■ **WHAT THIS TASK INVOLVES**
List each line of the data that holds the string "Corso".

■ **DATASET ROWS**
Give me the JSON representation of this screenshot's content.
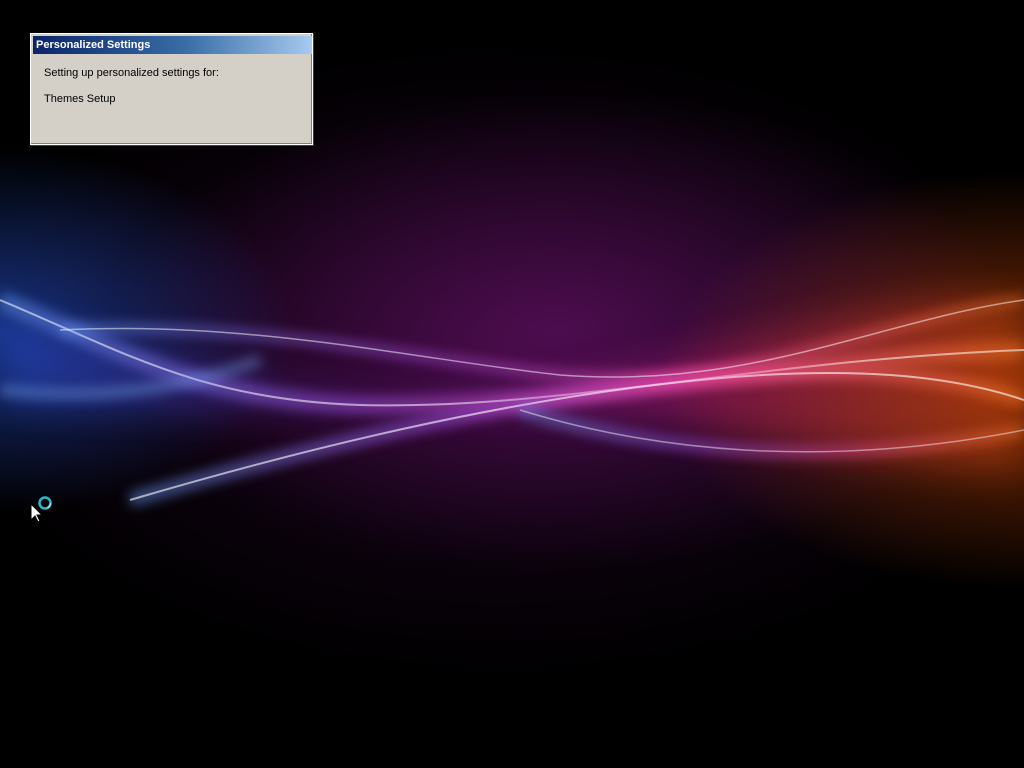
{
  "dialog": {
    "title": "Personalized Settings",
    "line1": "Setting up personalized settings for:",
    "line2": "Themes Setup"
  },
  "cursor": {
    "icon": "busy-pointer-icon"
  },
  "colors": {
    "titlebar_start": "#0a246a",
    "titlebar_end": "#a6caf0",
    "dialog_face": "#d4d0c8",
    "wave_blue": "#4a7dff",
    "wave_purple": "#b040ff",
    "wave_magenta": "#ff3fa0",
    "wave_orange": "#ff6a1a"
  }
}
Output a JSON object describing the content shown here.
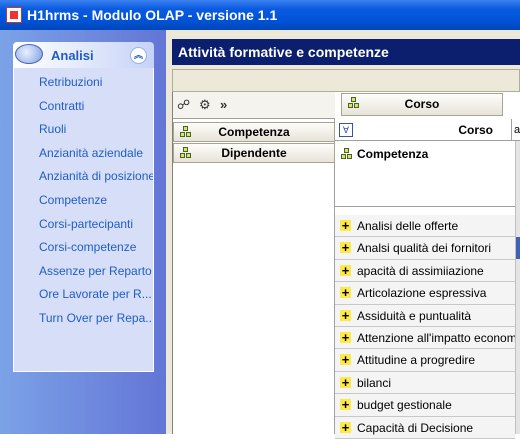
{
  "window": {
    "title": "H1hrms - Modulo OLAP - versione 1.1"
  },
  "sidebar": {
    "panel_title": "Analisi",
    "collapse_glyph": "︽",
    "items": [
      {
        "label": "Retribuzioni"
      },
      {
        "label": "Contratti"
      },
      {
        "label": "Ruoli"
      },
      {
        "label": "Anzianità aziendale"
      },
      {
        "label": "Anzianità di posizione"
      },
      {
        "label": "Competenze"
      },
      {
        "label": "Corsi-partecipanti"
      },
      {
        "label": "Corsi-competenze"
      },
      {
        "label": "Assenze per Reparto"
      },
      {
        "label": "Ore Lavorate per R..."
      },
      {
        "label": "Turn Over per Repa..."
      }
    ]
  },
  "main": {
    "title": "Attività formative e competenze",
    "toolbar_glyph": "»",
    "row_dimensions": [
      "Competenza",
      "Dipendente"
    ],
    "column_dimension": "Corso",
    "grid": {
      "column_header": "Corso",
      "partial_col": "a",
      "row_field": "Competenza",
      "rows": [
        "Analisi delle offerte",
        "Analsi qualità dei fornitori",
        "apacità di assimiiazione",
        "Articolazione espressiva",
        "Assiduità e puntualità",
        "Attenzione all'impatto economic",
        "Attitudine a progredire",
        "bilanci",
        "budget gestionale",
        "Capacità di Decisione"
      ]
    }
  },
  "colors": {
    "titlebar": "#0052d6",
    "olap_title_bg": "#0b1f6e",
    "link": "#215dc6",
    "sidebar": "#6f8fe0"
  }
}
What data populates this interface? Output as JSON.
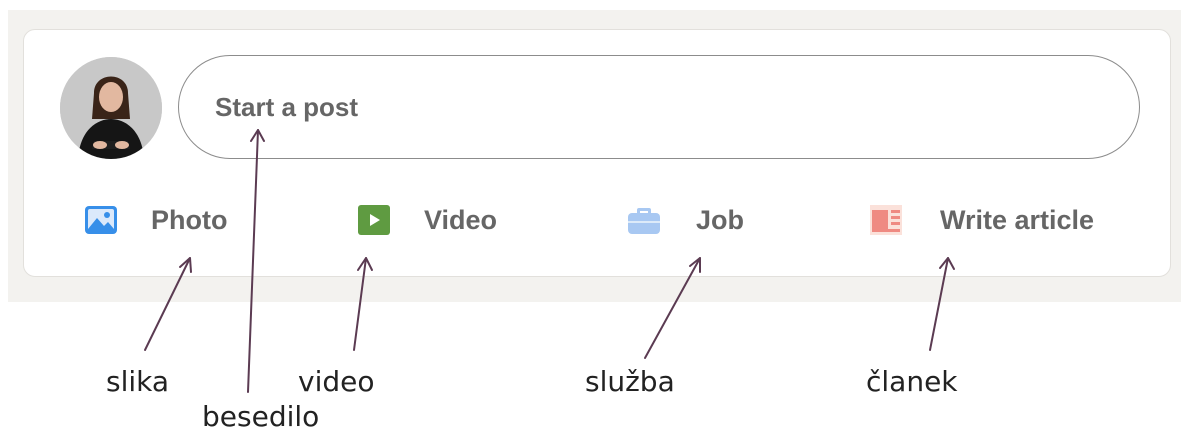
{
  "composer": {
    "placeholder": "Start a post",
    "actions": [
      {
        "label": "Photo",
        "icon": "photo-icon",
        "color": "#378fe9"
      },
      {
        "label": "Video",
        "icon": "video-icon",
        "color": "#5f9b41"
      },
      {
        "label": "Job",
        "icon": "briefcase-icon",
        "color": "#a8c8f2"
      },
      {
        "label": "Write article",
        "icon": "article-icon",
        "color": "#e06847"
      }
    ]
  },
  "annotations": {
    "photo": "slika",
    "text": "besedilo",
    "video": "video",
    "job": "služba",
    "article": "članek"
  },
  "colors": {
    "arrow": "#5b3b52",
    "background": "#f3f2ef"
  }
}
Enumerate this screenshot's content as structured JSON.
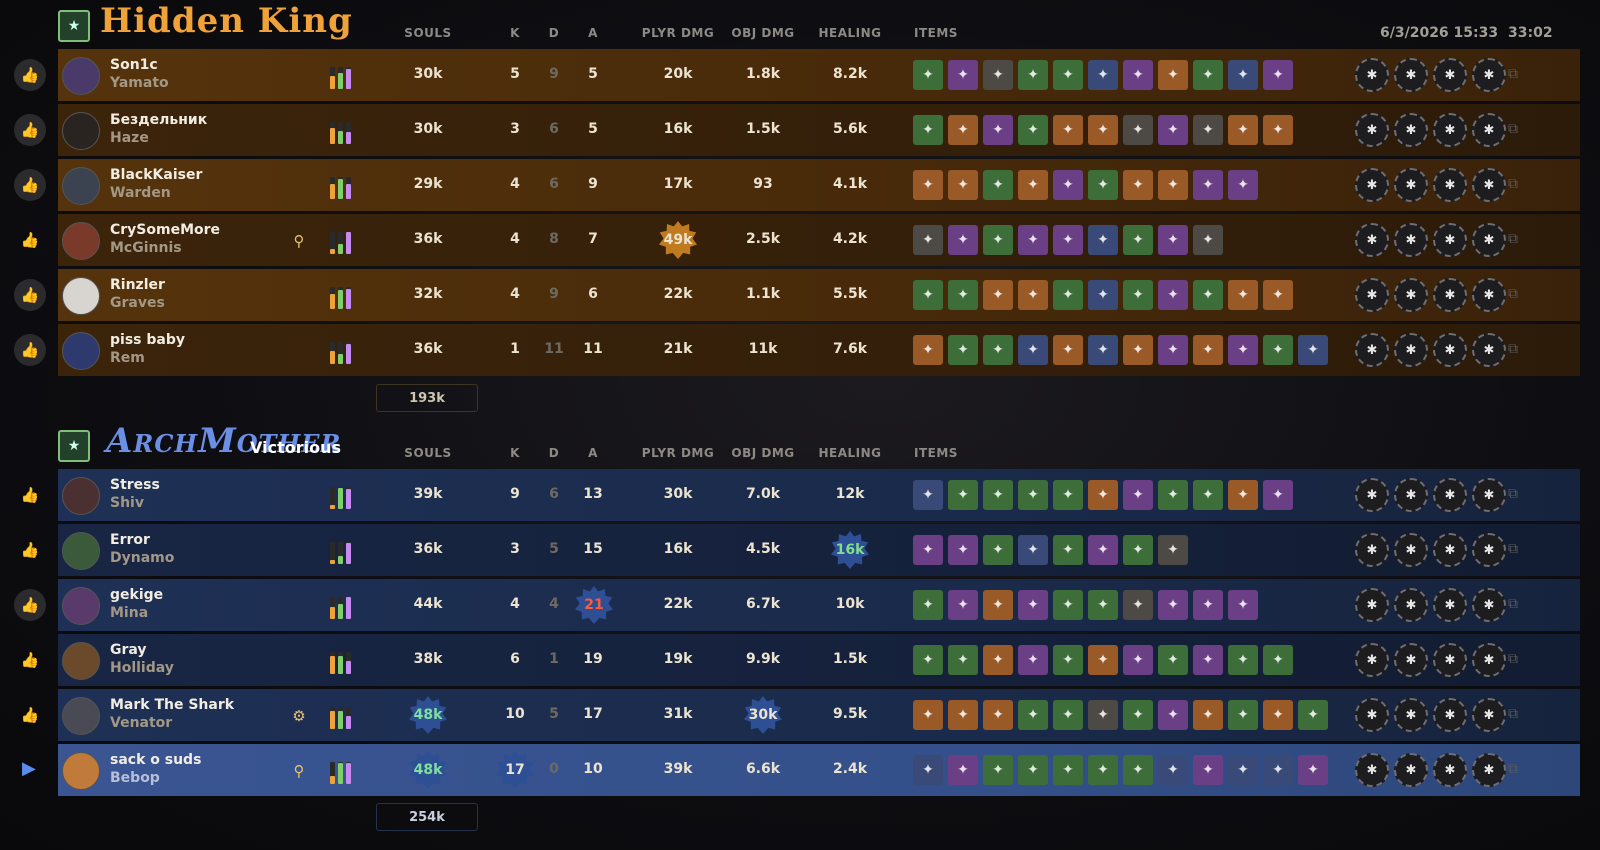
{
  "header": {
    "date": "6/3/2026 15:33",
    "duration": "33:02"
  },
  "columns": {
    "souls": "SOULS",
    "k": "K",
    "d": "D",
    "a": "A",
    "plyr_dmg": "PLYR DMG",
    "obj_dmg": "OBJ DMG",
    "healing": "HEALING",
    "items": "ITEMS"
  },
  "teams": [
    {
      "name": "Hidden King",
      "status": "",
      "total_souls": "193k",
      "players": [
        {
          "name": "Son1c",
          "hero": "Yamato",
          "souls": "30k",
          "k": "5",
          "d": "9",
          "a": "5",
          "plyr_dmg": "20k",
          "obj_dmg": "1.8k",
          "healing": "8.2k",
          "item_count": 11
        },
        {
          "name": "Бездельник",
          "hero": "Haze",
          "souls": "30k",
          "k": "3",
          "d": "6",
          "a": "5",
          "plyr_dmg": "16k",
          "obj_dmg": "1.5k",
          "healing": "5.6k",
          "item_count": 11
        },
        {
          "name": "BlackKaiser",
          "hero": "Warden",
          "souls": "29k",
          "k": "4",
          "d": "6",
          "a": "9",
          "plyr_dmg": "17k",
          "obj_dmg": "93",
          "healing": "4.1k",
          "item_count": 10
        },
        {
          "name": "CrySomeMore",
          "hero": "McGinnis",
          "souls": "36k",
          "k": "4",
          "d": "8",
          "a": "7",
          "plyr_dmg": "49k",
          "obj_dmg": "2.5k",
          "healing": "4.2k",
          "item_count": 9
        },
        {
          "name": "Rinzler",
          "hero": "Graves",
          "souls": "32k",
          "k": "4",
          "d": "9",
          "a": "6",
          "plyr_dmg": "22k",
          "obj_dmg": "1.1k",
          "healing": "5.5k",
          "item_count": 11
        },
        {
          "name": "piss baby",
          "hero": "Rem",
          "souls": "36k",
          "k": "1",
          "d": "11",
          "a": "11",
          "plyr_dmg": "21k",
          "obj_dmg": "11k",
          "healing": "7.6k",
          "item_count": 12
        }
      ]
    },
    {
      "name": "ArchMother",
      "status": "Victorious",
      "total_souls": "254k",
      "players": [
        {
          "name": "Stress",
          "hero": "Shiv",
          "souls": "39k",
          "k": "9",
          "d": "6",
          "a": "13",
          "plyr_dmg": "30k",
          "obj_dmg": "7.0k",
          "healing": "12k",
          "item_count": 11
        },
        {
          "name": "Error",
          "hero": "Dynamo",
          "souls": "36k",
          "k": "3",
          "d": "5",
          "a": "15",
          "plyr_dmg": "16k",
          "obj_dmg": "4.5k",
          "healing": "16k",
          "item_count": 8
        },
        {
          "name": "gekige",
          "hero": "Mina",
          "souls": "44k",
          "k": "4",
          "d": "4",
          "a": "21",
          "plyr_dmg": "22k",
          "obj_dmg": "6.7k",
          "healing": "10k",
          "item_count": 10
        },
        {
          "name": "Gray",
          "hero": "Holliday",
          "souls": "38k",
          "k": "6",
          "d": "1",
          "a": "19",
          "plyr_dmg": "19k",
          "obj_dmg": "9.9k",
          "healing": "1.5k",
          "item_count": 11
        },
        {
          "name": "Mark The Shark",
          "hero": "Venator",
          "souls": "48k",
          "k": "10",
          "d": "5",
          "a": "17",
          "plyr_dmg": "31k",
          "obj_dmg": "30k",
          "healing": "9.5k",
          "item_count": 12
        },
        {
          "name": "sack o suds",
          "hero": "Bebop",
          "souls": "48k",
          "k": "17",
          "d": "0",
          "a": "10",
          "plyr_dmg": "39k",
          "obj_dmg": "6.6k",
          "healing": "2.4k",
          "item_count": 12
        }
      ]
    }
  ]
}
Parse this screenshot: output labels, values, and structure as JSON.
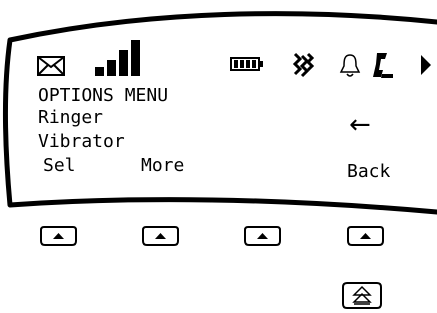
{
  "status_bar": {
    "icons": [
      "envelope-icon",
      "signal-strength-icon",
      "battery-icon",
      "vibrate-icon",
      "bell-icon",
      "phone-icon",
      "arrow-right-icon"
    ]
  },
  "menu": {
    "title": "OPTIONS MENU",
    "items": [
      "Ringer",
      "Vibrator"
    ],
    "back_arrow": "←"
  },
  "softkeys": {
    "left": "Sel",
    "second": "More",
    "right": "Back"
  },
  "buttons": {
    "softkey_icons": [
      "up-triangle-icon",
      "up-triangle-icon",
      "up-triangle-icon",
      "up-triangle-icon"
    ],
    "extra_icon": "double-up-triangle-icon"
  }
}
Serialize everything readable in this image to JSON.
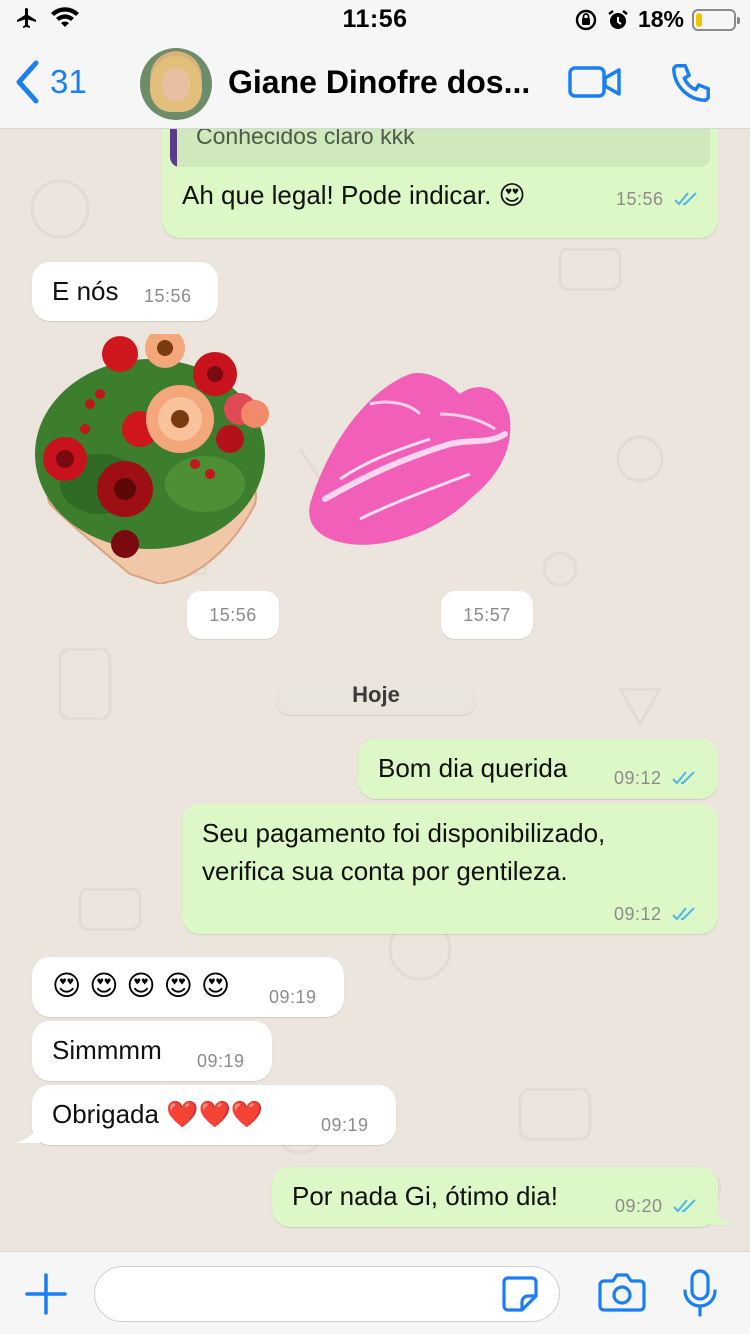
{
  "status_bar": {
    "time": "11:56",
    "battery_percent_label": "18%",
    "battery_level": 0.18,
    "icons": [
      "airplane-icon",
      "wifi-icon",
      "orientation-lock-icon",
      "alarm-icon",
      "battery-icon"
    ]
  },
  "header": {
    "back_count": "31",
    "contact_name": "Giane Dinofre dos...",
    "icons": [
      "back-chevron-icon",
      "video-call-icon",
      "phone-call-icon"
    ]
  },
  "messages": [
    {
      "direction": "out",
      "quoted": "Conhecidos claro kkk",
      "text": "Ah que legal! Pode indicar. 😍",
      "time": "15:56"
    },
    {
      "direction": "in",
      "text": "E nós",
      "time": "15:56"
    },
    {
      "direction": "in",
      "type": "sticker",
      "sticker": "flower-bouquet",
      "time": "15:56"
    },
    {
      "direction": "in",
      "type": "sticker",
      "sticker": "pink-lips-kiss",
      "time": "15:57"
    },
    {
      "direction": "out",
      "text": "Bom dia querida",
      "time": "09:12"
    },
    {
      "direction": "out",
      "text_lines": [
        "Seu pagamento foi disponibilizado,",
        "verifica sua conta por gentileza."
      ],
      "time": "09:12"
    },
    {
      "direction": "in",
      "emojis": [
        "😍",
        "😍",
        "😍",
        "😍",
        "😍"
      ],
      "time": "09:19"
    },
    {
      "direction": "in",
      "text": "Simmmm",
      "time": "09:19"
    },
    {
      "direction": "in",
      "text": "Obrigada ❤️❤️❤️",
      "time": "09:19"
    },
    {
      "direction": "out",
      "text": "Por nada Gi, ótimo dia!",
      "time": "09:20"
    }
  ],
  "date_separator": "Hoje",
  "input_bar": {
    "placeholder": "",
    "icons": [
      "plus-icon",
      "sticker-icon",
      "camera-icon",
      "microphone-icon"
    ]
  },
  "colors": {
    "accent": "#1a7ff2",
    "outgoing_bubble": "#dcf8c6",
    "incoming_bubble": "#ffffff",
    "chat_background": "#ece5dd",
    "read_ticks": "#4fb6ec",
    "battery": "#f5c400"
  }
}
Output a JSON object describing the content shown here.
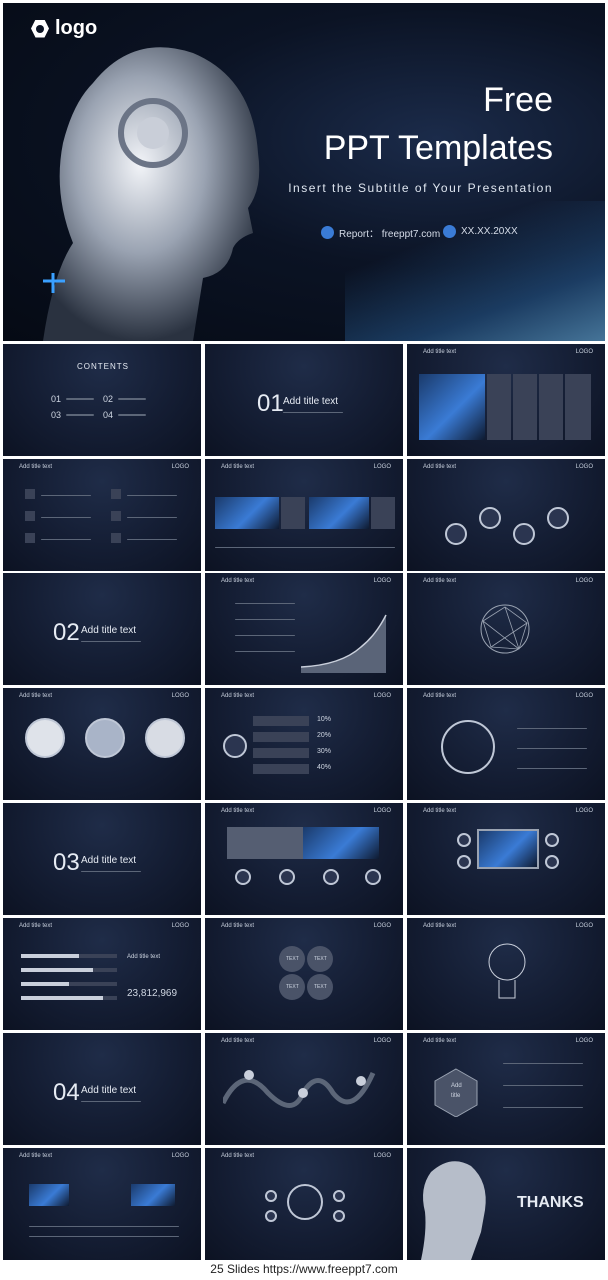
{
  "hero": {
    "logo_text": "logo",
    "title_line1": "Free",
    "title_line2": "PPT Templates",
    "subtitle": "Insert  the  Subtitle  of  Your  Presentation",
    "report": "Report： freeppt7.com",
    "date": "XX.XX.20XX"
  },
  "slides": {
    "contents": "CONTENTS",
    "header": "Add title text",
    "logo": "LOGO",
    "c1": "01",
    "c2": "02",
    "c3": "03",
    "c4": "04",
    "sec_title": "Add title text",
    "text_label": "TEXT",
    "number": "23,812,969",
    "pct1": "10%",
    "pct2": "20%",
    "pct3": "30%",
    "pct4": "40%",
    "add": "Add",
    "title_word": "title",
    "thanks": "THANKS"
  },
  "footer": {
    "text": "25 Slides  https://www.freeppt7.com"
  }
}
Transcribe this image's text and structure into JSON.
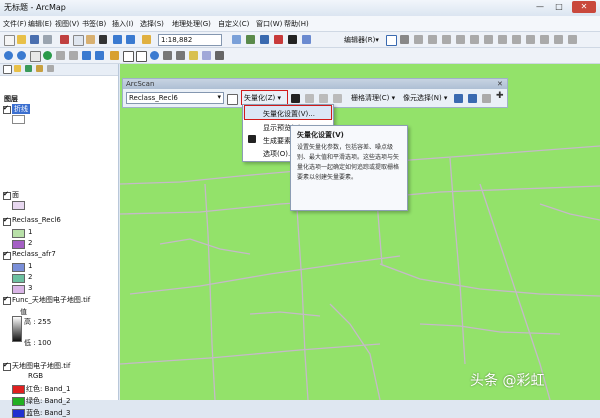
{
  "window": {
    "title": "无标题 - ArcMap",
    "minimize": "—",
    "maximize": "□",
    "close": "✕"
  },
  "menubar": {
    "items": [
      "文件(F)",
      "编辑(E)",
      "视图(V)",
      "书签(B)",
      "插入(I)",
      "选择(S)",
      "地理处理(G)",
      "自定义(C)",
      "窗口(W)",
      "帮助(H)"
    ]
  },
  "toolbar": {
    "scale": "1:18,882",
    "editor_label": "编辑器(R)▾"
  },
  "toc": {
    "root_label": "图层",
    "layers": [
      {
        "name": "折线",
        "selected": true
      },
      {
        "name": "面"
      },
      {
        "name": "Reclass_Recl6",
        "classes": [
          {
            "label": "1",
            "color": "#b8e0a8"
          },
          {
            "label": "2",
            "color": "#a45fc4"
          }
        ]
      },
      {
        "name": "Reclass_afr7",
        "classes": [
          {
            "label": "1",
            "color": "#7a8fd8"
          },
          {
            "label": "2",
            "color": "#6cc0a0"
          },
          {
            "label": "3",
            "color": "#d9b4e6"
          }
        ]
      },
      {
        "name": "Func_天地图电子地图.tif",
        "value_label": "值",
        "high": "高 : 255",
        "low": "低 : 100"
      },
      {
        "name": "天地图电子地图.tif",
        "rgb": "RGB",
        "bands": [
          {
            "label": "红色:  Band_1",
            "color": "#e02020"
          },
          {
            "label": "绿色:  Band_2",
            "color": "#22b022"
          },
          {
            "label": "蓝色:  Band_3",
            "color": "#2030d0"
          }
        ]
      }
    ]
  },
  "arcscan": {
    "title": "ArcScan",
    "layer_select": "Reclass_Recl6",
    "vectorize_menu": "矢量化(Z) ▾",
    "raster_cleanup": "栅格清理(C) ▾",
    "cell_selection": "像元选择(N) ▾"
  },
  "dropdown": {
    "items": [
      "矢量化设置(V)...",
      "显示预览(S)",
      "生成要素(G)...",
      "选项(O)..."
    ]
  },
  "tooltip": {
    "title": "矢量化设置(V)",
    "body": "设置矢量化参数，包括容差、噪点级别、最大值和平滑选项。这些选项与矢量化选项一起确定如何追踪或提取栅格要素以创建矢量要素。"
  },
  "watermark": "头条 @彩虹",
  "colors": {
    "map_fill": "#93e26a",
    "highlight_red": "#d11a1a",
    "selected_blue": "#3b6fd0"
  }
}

■ **OUTPUT FOR THIS EXERCISE**
    "column_dimension": "Corso",
      "column_header": "Corso",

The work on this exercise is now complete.